- GOAL OF THE EXERCISE -
Every line in the listing is to be echoed verbatim.

- SUPPLIED ENTRIES -
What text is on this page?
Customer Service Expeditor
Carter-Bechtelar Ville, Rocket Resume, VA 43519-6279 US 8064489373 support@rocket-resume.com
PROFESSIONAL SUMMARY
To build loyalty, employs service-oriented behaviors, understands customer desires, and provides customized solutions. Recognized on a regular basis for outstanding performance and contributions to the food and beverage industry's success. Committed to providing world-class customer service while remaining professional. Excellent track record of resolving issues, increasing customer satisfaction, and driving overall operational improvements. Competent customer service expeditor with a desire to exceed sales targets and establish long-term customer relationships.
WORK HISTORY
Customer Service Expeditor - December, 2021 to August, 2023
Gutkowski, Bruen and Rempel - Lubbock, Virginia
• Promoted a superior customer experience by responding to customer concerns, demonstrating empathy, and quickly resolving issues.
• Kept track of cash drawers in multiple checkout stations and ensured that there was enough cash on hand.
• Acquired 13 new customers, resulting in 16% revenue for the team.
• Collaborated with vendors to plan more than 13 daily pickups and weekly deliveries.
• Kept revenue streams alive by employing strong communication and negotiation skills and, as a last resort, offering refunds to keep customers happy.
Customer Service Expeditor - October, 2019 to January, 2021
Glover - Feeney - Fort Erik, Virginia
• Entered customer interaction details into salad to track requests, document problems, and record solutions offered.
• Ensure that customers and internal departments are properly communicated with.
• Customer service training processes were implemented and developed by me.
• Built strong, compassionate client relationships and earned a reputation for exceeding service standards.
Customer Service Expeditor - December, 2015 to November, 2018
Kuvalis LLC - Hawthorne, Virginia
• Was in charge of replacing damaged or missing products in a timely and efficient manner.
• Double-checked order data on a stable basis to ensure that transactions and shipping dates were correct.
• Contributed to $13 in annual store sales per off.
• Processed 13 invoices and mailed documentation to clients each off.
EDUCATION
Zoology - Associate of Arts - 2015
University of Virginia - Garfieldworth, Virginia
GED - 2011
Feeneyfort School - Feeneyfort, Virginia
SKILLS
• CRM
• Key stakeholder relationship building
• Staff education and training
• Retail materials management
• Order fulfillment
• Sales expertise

- SOLUTION FOR THIS PROBLEM -
What text is on this page?
Customer Service Expeditor
Carter-Bechtelar Ville, Rocket Resume, VA 43519-6279 US 8064489373 support@rocket-resume.com
PROFESSIONAL SUMMARY
To build loyalty, employs service-oriented behaviors, understands customer desires, and provides customized solutions. Recognized on a regular basis for outstanding performance and contributions to the food and beverage industry's success. Committed to providing world-class customer service while remaining professional. Excellent track record of resolving issues, increasing customer satisfaction, and driving overall operational improvements. Competent customer service expeditor with a desire to exceed sales targets and establish long-term customer relationships.
WORK HISTORY
Customer Service Expeditor - December, 2021 to August, 2023
Gutkowski, Bruen and Rempel - Lubbock, Virginia
• Promoted a superior customer experience by responding to customer concerns, demonstrating empathy, and quickly resolving issues.
• Kept track of cash drawers in multiple checkout stations and ensured that there was enough cash on hand.
• Acquired 13 new customers, resulting in 16% revenue for the team.
• Collaborated with vendors to plan more than 13 daily pickups and weekly deliveries.
• Kept revenue streams alive by employing strong communication and negotiation skills and, as a last resort, offering refunds to keep customers happy.
Customer Service Expeditor - October, 2019 to January, 2021
Glover - Feeney - Fort Erik, Virginia
• Entered customer interaction details into salad to track requests, document problems, and record solutions offered.
• Ensure that customers and internal departments are properly communicated with.
• Customer service training processes were implemented and developed by me.
• Built strong, compassionate client relationships and earned a reputation for exceeding service standards.
Customer Service Expeditor - December, 2015 to November, 2018
Kuvalis LLC - Hawthorne, Virginia
• Was in charge of replacing damaged or missing products in a timely and efficient manner.
• Double-checked order data on a stable basis to ensure that transactions and shipping dates were correct.
• Contributed to $13 in annual store sales per off.
• Processed 13 invoices and mailed documentation to clients each off.
EDUCATION
Zoology - Associate of Arts - 2015
University of Virginia - Garfieldworth, Virginia
GED - 2011
Feeneyfort School - Feeneyfort, Virginia
SKILLS
• CRM
• Key stakeholder relationship building
• Staff education and training
• Retail materials management
• Order fulfillment
• Sales expertise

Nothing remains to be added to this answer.